Written request — Return the count of lines that hold the string "quantity", with no other words.

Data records
• • • •

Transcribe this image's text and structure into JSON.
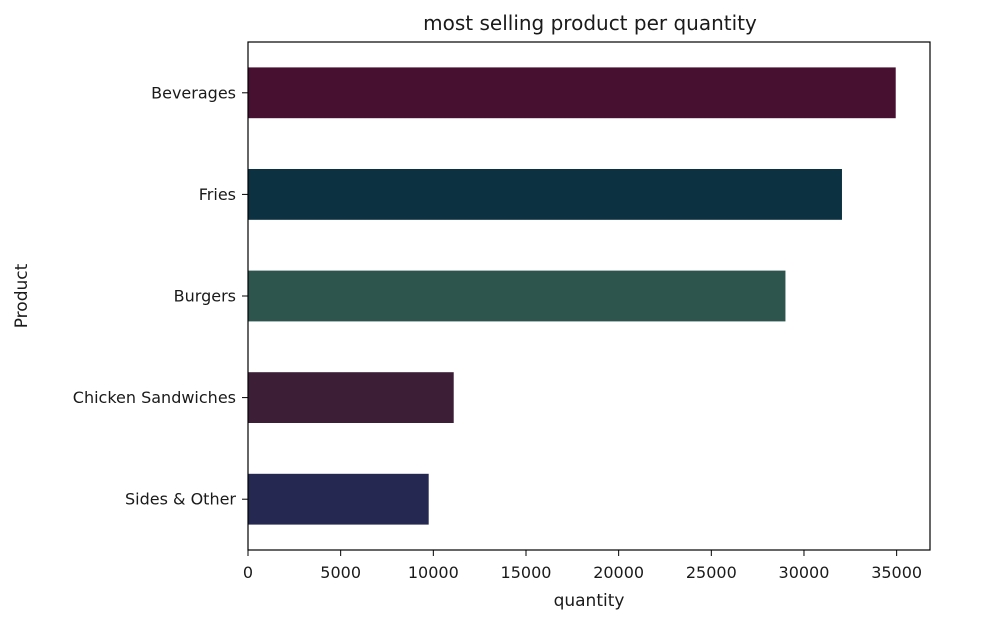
{
  "chart_data": {
    "type": "bar",
    "orientation": "horizontal",
    "title": "most selling product per quantity",
    "xlabel": "quantity",
    "ylabel": "Product",
    "categories": [
      "Beverages",
      "Fries",
      "Burgers",
      "Chicken Sandwiches",
      "Sides & Other"
    ],
    "values": [
      34950,
      32050,
      29000,
      11100,
      9750
    ],
    "colors": [
      "#471030",
      "#0c3140",
      "#2e554d",
      "#3c1f36",
      "#252850"
    ],
    "xlim": [
      0,
      36800
    ],
    "xticks": [
      0,
      5000,
      10000,
      15000,
      20000,
      25000,
      30000,
      35000
    ],
    "grid": false,
    "legend": "none"
  }
}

• • • •

Answer for this exercise — 2